• Work instructions
Reproduce the listing below without any change.

• Data entries

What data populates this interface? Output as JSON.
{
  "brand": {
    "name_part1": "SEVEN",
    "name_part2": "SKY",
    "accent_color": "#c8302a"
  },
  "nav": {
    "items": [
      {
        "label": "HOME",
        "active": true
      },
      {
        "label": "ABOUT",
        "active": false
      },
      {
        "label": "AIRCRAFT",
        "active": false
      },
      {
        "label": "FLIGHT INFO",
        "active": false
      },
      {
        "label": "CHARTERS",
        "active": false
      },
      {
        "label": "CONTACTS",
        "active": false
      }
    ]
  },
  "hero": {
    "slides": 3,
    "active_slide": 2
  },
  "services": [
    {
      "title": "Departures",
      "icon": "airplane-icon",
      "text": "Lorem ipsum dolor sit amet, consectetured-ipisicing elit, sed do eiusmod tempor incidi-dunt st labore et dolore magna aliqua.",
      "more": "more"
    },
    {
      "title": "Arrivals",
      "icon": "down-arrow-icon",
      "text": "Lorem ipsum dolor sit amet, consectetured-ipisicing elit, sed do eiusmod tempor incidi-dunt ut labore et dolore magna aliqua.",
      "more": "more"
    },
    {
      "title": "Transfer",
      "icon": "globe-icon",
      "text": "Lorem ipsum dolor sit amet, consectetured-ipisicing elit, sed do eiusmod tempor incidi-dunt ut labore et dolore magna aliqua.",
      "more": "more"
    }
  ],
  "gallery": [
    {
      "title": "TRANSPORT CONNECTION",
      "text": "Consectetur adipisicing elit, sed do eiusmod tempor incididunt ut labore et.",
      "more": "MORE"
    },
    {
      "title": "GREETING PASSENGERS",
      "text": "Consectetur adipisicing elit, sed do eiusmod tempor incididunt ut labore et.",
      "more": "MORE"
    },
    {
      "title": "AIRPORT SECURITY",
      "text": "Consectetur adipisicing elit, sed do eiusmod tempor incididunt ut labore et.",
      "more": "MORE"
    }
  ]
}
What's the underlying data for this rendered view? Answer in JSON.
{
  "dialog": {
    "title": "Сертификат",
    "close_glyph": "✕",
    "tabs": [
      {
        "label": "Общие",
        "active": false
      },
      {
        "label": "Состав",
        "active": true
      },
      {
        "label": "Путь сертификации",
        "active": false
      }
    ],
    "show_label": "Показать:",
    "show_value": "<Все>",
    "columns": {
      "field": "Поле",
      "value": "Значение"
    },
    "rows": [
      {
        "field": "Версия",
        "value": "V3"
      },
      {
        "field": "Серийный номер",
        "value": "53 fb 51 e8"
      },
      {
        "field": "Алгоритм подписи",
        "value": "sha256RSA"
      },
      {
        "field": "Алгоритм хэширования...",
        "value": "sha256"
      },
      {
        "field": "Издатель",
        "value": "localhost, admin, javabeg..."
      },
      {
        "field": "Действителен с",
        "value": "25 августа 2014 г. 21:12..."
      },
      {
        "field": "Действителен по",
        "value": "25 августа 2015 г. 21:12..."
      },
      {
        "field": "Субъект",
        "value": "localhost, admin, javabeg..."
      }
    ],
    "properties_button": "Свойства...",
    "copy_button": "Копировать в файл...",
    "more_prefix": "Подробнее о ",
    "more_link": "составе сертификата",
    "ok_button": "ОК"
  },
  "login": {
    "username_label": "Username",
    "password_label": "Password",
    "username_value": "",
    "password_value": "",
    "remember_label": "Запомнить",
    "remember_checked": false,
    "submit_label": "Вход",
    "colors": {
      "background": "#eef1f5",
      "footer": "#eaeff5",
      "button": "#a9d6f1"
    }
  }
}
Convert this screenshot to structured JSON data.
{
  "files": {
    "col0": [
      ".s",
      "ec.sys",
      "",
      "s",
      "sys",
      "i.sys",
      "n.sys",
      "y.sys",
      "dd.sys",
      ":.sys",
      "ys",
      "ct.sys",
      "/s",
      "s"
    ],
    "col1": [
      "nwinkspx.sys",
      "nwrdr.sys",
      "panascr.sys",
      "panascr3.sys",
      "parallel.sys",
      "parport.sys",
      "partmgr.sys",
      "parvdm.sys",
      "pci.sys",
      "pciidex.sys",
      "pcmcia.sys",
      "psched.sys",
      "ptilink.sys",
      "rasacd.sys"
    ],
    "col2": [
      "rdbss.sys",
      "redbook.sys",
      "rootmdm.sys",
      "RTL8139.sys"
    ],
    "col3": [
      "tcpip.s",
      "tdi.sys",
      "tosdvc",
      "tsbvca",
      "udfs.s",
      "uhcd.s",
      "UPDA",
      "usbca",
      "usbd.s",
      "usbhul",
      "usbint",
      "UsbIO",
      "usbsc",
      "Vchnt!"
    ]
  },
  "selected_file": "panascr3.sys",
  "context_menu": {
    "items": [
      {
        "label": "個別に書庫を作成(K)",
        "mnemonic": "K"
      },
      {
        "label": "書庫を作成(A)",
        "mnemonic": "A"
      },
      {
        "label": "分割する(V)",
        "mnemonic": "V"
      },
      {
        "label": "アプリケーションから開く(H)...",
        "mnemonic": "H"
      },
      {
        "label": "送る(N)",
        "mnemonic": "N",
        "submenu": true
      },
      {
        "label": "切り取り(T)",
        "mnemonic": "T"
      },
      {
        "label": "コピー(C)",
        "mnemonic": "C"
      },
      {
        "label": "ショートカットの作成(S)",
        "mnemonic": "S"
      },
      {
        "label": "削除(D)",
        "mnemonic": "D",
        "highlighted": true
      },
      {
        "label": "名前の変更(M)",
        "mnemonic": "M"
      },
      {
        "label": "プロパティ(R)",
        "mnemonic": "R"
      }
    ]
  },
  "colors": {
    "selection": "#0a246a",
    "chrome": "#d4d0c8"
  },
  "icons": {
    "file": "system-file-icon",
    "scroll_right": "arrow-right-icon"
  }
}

• Reply to the task
What data populates this interface? Output as JSON.
{
  "brand": {
    "name_part1": "SEVEN",
    "name_part2": "SKY",
    "accent_color": "#c8302a"
  },
  "nav": {
    "items": [
      {
        "label": "HOME",
        "active": true
      },
      {
        "label": "ABOUT",
        "active": false
      },
      {
        "label": "AIRCRAFT",
        "active": false
      },
      {
        "label": "FLIGHT INFO",
        "active": false
      },
      {
        "label": "CHARTERS",
        "active": false
      },
      {
        "label": "CONTACTS",
        "active": false
      }
    ]
  },
  "hero": {
    "slides": 3,
    "active_slide": 2
  },
  "services": [
    {
      "title": "Departures",
      "icon": "airplane-icon",
      "text": "Lorem ipsum dolor sit amet, consectetured-ipisicing elit, sed do eiusmod tempor incidi-dunt st labore et dolore magna aliqua.",
      "more": "more"
    },
    {
      "title": "Arrivals",
      "icon": "down-arrow-icon",
      "text": "Lorem ipsum dolor sit amet, consectetured-ipisicing elit, sed do eiusmod tempor incidi-dunt ut labore et dolore magna aliqua.",
      "more": "more"
    },
    {
      "title": "Transfer",
      "icon": "globe-icon",
      "text": "Lorem ipsum dolor sit amet, consectetured-ipisicing elit, sed do eiusmod tempor incidi-dunt ut labore et dolore magna aliqua.",
      "more": "more"
    }
  ],
  "gallery": [
    {
      "title": "TRANSPORT CONNECTION",
      "text": "Consectetur adipisicing elit, sed do eiusmod tempor incididunt ut labore et.",
      "more": "MORE"
    },
    {
      "title": "GREETING PASSENGERS",
      "text": "Consectetur adipisicing elit, sed do eiusmod tempor incididunt ut labore et.",
      "more": "MORE"
    },
    {
      "title": "AIRPORT SECURITY",
      "text": "Consectetur adipisicing elit, sed do eiusmod tempor incididunt ut labore et.",
      "more": "MORE"
    }
  ]
}
What's the underlying data for this rendered view? Answer in JSON.
{
  "dialog": {
    "title": "Сертификат",
    "close_glyph": "✕",
    "tabs": [
      {
        "label": "Общие",
        "active": false
      },
      {
        "label": "Состав",
        "active": true
      },
      {
        "label": "Путь сертификации",
        "active": false
      }
    ],
    "show_label": "Показать:",
    "show_value": "<Все>",
    "columns": {
      "field": "Поле",
      "value": "Значение"
    },
    "rows": [
      {
        "field": "Версия",
        "value": "V3"
      },
      {
        "field": "Серийный номер",
        "value": "53 fb 51 e8"
      },
      {
        "field": "Алгоритм подписи",
        "value": "sha256RSA"
      },
      {
        "field": "Алгоритм хэширования...",
        "value": "sha256"
      },
      {
        "field": "Издатель",
        "value": "localhost, admin, javabeg..."
      },
      {
        "field": "Действителен с",
        "value": "25 августа 2014 г. 21:12..."
      },
      {
        "field": "Действителен по",
        "value": "25 августа 2015 г. 21:12..."
      },
      {
        "field": "Субъект",
        "value": "localhost, admin, javabeg..."
      }
    ],
    "properties_button": "Свойства...",
    "copy_button": "Копировать в файл...",
    "more_prefix": "Подробнее о ",
    "more_link": "составе сертификата",
    "ok_button": "ОК"
  },
  "login": {
    "username_label": "Username",
    "password_label": "Password",
    "username_value": "",
    "password_value": "",
    "remember_label": "Запомнить",
    "remember_checked": false,
    "submit_label": "Вход",
    "colors": {
      "background": "#eef1f5",
      "footer": "#eaeff5",
      "button": "#a9d6f1"
    }
  }
}
Convert this screenshot to structured JSON data.
{
  "files": {
    "col0": [
      ".s",
      "ec.sys",
      "",
      "s",
      "sys",
      "i.sys",
      "n.sys",
      "y.sys",
      "dd.sys",
      ":.sys",
      "ys",
      "ct.sys",
      "/s",
      "s"
    ],
    "col1": [
      "nwinkspx.sys",
      "nwrdr.sys",
      "panascr.sys",
      "panascr3.sys",
      "parallel.sys",
      "parport.sys",
      "partmgr.sys",
      "parvdm.sys",
      "pci.sys",
      "pciidex.sys",
      "pcmcia.sys",
      "psched.sys",
      "ptilink.sys",
      "rasacd.sys"
    ],
    "col2": [
      "rdbss.sys",
      "redbook.sys",
      "rootmdm.sys",
      "RTL8139.sys"
    ],
    "col3": [
      "tcpip.s",
      "tdi.sys",
      "tosdvc",
      "tsbvca",
      "udfs.s",
      "uhcd.s",
      "UPDA",
      "usbca",
      "usbd.s",
      "usbhul",
      "usbint",
      "UsbIO",
      "usbsc",
      "Vchnt!"
    ]
  },
  "selected_file": "panascr3.sys",
  "context_menu": {
    "items": [
      {
        "label": "個別に書庫を作成(K)",
        "mnemonic": "K"
      },
      {
        "label": "書庫を作成(A)",
        "mnemonic": "A"
      },
      {
        "label": "分割する(V)",
        "mnemonic": "V"
      },
      {
        "label": "アプリケーションから開く(H)...",
        "mnemonic": "H"
      },
      {
        "label": "送る(N)",
        "mnemonic": "N",
        "submenu": true
      },
      {
        "label": "切り取り(T)",
        "mnemonic": "T"
      },
      {
        "label": "コピー(C)",
        "mnemonic": "C"
      },
      {
        "label": "ショートカットの作成(S)",
        "mnemonic": "S"
      },
      {
        "label": "削除(D)",
        "mnemonic": "D",
        "highlighted": true
      },
      {
        "label": "名前の変更(M)",
        "mnemonic": "M"
      },
      {
        "label": "プロパティ(R)",
        "mnemonic": "R"
      }
    ]
  },
  "colors": {
    "selection": "#0a246a",
    "chrome": "#d4d0c8"
  },
  "icons": {
    "file": "system-file-icon",
    "scroll_right": "arrow-right-icon"
  }
}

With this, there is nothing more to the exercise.